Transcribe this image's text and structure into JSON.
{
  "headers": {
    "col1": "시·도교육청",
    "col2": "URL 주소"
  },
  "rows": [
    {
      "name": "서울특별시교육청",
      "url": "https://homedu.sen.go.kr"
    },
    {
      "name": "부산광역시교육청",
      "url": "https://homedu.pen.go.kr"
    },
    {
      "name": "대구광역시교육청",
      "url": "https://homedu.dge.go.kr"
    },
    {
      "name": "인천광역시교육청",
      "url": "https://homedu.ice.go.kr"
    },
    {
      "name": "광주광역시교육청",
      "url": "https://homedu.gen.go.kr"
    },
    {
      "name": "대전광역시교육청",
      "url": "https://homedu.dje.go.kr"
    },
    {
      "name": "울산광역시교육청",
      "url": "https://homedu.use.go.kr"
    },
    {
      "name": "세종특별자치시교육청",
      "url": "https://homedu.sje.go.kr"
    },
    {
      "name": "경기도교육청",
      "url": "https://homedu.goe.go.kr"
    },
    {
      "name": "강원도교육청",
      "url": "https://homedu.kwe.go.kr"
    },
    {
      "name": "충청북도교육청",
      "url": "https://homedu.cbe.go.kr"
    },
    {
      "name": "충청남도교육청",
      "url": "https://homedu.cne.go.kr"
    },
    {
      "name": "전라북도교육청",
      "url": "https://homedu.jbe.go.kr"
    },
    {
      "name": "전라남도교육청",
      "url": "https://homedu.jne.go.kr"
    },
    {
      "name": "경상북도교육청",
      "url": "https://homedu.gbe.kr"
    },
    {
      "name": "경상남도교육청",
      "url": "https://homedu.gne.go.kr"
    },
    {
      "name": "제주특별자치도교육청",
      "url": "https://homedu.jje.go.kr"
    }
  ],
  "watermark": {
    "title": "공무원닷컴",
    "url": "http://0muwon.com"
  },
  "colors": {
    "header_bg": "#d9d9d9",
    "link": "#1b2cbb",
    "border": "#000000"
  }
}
----------------------------------------
■ **CHALLENGE**
Print every entry exactly as written.

■ **TASK OUTPUT**
Transcribe this image's text and structure into JSON.
{
  "headers": {
    "col1": "시·도교육청",
    "col2": "URL 주소"
  },
  "rows": [
    {
      "name": "서울특별시교육청",
      "url": "https://homedu.sen.go.kr"
    },
    {
      "name": "부산광역시교육청",
      "url": "https://homedu.pen.go.kr"
    },
    {
      "name": "대구광역시교육청",
      "url": "https://homedu.dge.go.kr"
    },
    {
      "name": "인천광역시교육청",
      "url": "https://homedu.ice.go.kr"
    },
    {
      "name": "광주광역시교육청",
      "url": "https://homedu.gen.go.kr"
    },
    {
      "name": "대전광역시교육청",
      "url": "https://homedu.dje.go.kr"
    },
    {
      "name": "울산광역시교육청",
      "url": "https://homedu.use.go.kr"
    },
    {
      "name": "세종특별자치시교육청",
      "url": "https://homedu.sje.go.kr"
    },
    {
      "name": "경기도교육청",
      "url": "https://homedu.goe.go.kr"
    },
    {
      "name": "강원도교육청",
      "url": "https://homedu.kwe.go.kr"
    },
    {
      "name": "충청북도교육청",
      "url": "https://homedu.cbe.go.kr"
    },
    {
      "name": "충청남도교육청",
      "url": "https://homedu.cne.go.kr"
    },
    {
      "name": "전라북도교육청",
      "url": "https://homedu.jbe.go.kr"
    },
    {
      "name": "전라남도교육청",
      "url": "https://homedu.jne.go.kr"
    },
    {
      "name": "경상북도교육청",
      "url": "https://homedu.gbe.kr"
    },
    {
      "name": "경상남도교육청",
      "url": "https://homedu.gne.go.kr"
    },
    {
      "name": "제주특별자치도교육청",
      "url": "https://homedu.jje.go.kr"
    }
  ],
  "watermark": {
    "title": "공무원닷컴",
    "url": "http://0muwon.com"
  },
  "colors": {
    "header_bg": "#d9d9d9",
    "link": "#1b2cbb",
    "border": "#000000"
  }
}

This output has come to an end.